• **Written exercise**: Output only the lines that run from the line holding "Decode this image" to the end of the entries, both ends included, and skip the pictures.

---- Task material

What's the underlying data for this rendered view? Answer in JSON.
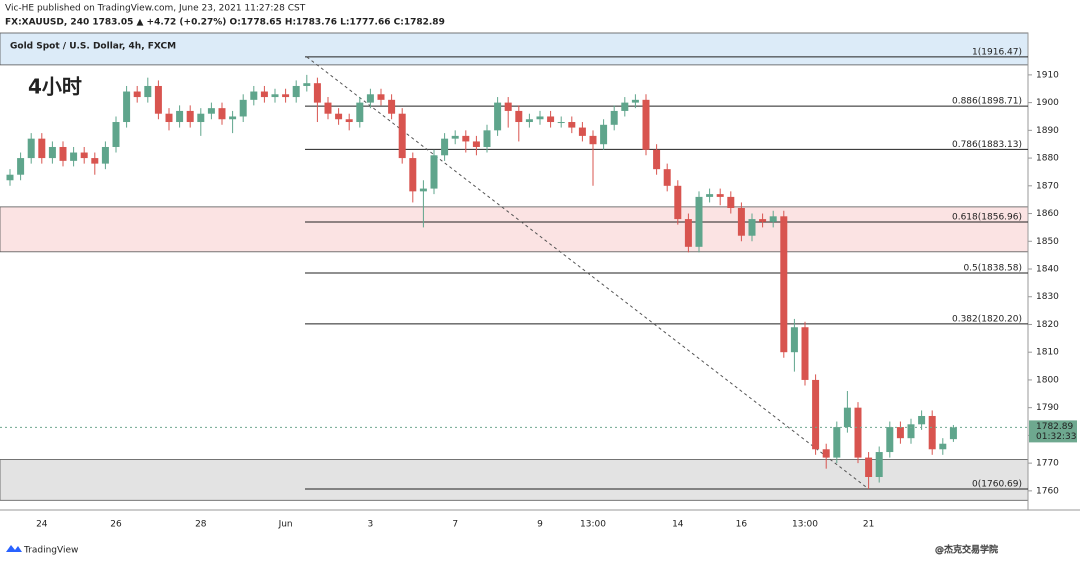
{
  "chart_data": {
    "type": "candlestick",
    "subtitle": "Vic-HE published on TradingView.com, June 23, 2021 11:27:28 CST",
    "symbol_line": "FX:XAUUSD, 240  1783.05 ▲ +4.72 (+0.27%)  O:1778.65  H:1783.76  L:1777.66  C:1782.89",
    "title": "Gold Spot / U.S. Dollar, 4h, FXCM",
    "annotation": "4小时",
    "brand": "TradingView",
    "watermark": "@杰克交易学院",
    "up_color": "#5fa58c",
    "down_color": "#d8544f",
    "categories": [
      null,
      null,
      null,
      "24",
      null,
      null,
      null,
      null,
      null,
      null,
      "26",
      null,
      null,
      null,
      null,
      null,
      null,
      null,
      "28",
      null,
      null,
      null,
      null,
      null,
      null,
      null,
      "Jun",
      null,
      null,
      null,
      null,
      null,
      null,
      null,
      "3",
      null,
      null,
      null,
      null,
      null,
      null,
      null,
      "7",
      null,
      null,
      null,
      null,
      null,
      null,
      null,
      "9",
      null,
      null,
      null,
      null,
      "13:00",
      null,
      null,
      null,
      null,
      null,
      null,
      null,
      "14",
      null,
      null,
      null,
      null,
      null,
      "16",
      null,
      null,
      null,
      null,
      null,
      "13:00",
      null,
      null,
      null,
      null,
      null,
      "21",
      null,
      null,
      null,
      null,
      null,
      null,
      null,
      null
    ],
    "open": [
      1872,
      1874,
      1880,
      1887,
      1880,
      1884,
      1879,
      1882,
      1880,
      1878,
      1884,
      1893,
      1904,
      1902,
      1906,
      1896,
      1893,
      1897,
      1893,
      1896,
      1898,
      1894,
      1895,
      1901,
      1904,
      1902,
      1903,
      1902,
      1906,
      1907,
      1900,
      1896,
      1894,
      1893,
      1900,
      1903,
      1901,
      1896,
      1880,
      1868,
      1869,
      1881,
      1887,
      1888,
      1886,
      1884,
      1890,
      1900,
      1897,
      1893,
      1894,
      1895,
      1893,
      1893,
      1891,
      1888,
      1885,
      1892,
      1897,
      1900,
      1901,
      1883,
      1876,
      1870,
      1858,
      1848,
      1866,
      1867,
      1866,
      1862,
      1852,
      1858,
      1857,
      1859,
      1810,
      1819,
      1800,
      1775,
      1772,
      1783,
      1790,
      1772,
      1765,
      1774,
      1783,
      1779,
      1784,
      1787,
      1775,
      1778.65
    ],
    "high": [
      1876,
      1882,
      1889,
      1889,
      1886,
      1886,
      1884,
      1884,
      1882,
      1886,
      1895,
      1906,
      1906,
      1909,
      1908,
      1898,
      1899,
      1899,
      1898,
      1900,
      1900,
      1897,
      1903,
      1906,
      1906,
      1905,
      1905,
      1908,
      1910,
      1909,
      1902,
      1898,
      1896,
      1902,
      1905,
      1905,
      1903,
      1898,
      1882,
      1872,
      1883,
      1889,
      1890,
      1890,
      1888,
      1892,
      1902,
      1902,
      1899,
      1896,
      1897,
      1897,
      1895,
      1895,
      1893,
      1890,
      1894,
      1899,
      1902,
      1903,
      1903,
      1885,
      1878,
      1872,
      1860,
      1868,
      1869,
      1869,
      1868,
      1864,
      1860,
      1860,
      1861,
      1861,
      1822,
      1821,
      1802,
      1777,
      1785,
      1796,
      1792,
      1774,
      1776,
      1785,
      1785,
      1786,
      1789,
      1789,
      1779,
      1783.76
    ],
    "low": [
      1870,
      1872,
      1878,
      1878,
      1878,
      1877,
      1877,
      1878,
      1874,
      1876,
      1882,
      1891,
      1900,
      1900,
      1894,
      1890,
      1891,
      1891,
      1888,
      1894,
      1892,
      1889,
      1893,
      1899,
      1900,
      1900,
      1900,
      1900,
      1904,
      1893,
      1894,
      1892,
      1890,
      1891,
      1898,
      1899,
      1894,
      1878,
      1864,
      1855,
      1867,
      1879,
      1885,
      1882,
      1881,
      1882,
      1888,
      1891,
      1886,
      1891,
      1892,
      1891,
      1891,
      1889,
      1886,
      1870,
      1883,
      1890,
      1895,
      1898,
      1881,
      1874,
      1868,
      1856,
      1846,
      1846,
      1864,
      1863,
      1860,
      1850,
      1850,
      1855,
      1855,
      1808,
      1803,
      1798,
      1773,
      1768,
      1770,
      1781,
      1770,
      1760.69,
      1763,
      1772,
      1777,
      1777,
      1782,
      1773,
      1773,
      1777.66
    ],
    "close": [
      1874,
      1880,
      1887,
      1880,
      1884,
      1879,
      1882,
      1880,
      1878,
      1884,
      1893,
      1904,
      1902,
      1906,
      1896,
      1893,
      1897,
      1893,
      1896,
      1898,
      1894,
      1895,
      1901,
      1904,
      1902,
      1903,
      1902,
      1906,
      1907,
      1900,
      1896,
      1894,
      1893,
      1900,
      1903,
      1901,
      1896,
      1880,
      1868,
      1869,
      1881,
      1887,
      1888,
      1886,
      1884,
      1890,
      1900,
      1897,
      1893,
      1894,
      1895,
      1893,
      1893,
      1891,
      1888,
      1885,
      1892,
      1897,
      1900,
      1901,
      1883,
      1876,
      1870,
      1858,
      1848,
      1866,
      1867,
      1866,
      1862,
      1852,
      1858,
      1857,
      1859,
      1810,
      1819,
      1800,
      1775,
      1772,
      1783,
      1790,
      1772,
      1765,
      1774,
      1783,
      1779,
      1784,
      1787,
      1775,
      1777,
      1782.89
    ],
    "ylim": [
      1753.1,
      1925.1
    ],
    "yticks": [
      1760,
      1770,
      1780,
      1790,
      1800,
      1810,
      1820,
      1830,
      1840,
      1850,
      1860,
      1870,
      1880,
      1890,
      1900,
      1910
    ],
    "fib_levels": [
      {
        "value": 1916.47,
        "label": "1(1916.47)"
      },
      {
        "value": 1898.71,
        "label": "0.886(1898.71)"
      },
      {
        "value": 1883.13,
        "label": "0.786(1883.13)"
      },
      {
        "value": 1856.96,
        "label": "0.618(1856.96)"
      },
      {
        "value": 1838.58,
        "label": "0.5(1838.58)"
      },
      {
        "value": 1820.2,
        "label": "0.382(1820.20)"
      },
      {
        "value": 1760.69,
        "label": "0(1760.69)"
      }
    ],
    "zones": [
      {
        "from": 1913.6,
        "to": 1925.1,
        "color": "#dcebf8"
      },
      {
        "from": 1846.2,
        "to": 1862.4,
        "color": "#fbe3e3"
      },
      {
        "from": 1756.6,
        "to": 1771.3,
        "color": "#e3e3e3"
      }
    ],
    "trendline": {
      "from_index": 28,
      "from": 1916.47,
      "to_index": 81,
      "to": 1760.69
    },
    "last_price": {
      "value": 1782.89,
      "countdown": "01:32:33",
      "color": "#6ea88f"
    }
  }
}
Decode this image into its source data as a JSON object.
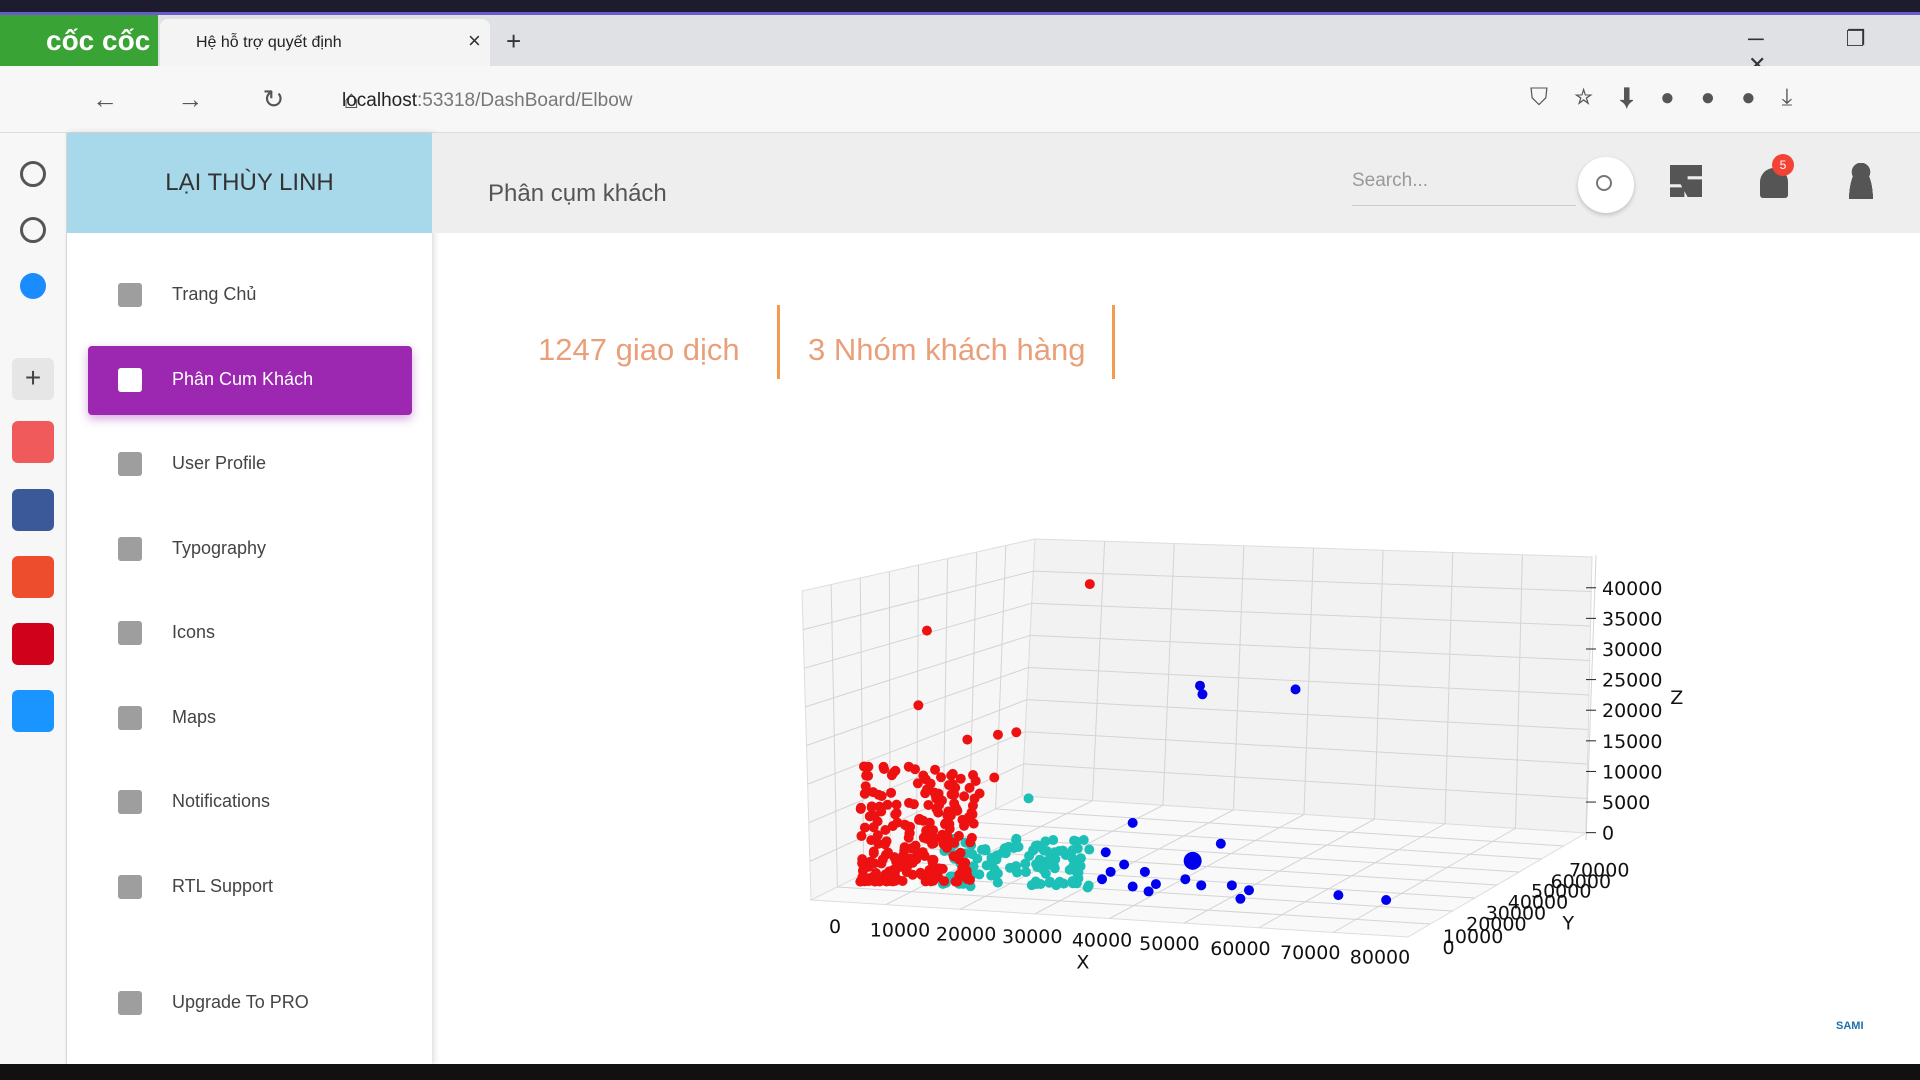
{
  "browser": {
    "brand": "cốc cốc",
    "tab_title": "Hệ hỗ trợ quyết định",
    "url_host": "localhost",
    "url_path": ":53318/DashBoard/Elbow"
  },
  "sidebar": {
    "user_name": "LẠI THÙY LINH",
    "menu": [
      "Trang Chủ",
      "Phân Cum Khách",
      "User Profile",
      "Typography",
      "Icons",
      "Maps",
      "Notifications",
      "RTL Support",
      "Upgrade To PRO"
    ]
  },
  "header": {
    "title": "Phân cụm khách",
    "search_placeholder": "Search...",
    "notification_count": 5
  },
  "stats": [
    "1247 giao dịch",
    "3 Nhóm khách hàng"
  ],
  "plot": {
    "x_label": "X",
    "y_label": "Y",
    "z_label": "Z",
    "x_ticks": [
      0,
      10000,
      20000,
      30000,
      40000,
      50000,
      60000,
      70000,
      80000
    ],
    "y_ticks": [
      0,
      10000,
      20000,
      30000,
      40000,
      50000,
      60000,
      70000
    ],
    "z_ticks": [
      0,
      5000,
      10000,
      15000,
      20000,
      25000,
      30000,
      35000,
      40000
    ]
  },
  "footer_logo": "SAMI"
}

--------

• **Task response**:
Decode this image into its source data as a JSON object.
{
  "browser": {
    "brand": "cốc cốc",
    "tab_title": "Hệ hỗ trợ quyết định",
    "url_host": "localhost",
    "url_path": ":53318/DashBoard/Elbow"
  },
  "sidebar": {
    "user_name": "LẠI THÙY LINH",
    "menu": [
      "Trang Chủ",
      "Phân Cum Khách",
      "User Profile",
      "Typography",
      "Icons",
      "Maps",
      "Notifications",
      "RTL Support",
      "Upgrade To PRO"
    ]
  },
  "header": {
    "title": "Phân cụm khách",
    "search_placeholder": "Search...",
    "notification_count": 5
  },
  "stats": [
    "1247 giao dịch",
    "3 Nhóm khách hàng"
  ],
  "plot": {
    "x_label": "X",
    "y_label": "Y",
    "z_label": "Z",
    "x_ticks": [
      0,
      10000,
      20000,
      30000,
      40000,
      50000,
      60000,
      70000,
      80000
    ],
    "y_ticks": [
      0,
      10000,
      20000,
      30000,
      40000,
      50000,
      60000,
      70000
    ],
    "z_ticks": [
      0,
      5000,
      10000,
      15000,
      20000,
      25000,
      30000,
      35000,
      40000
    ]
  },
  "footer_logo": "SAMI"
}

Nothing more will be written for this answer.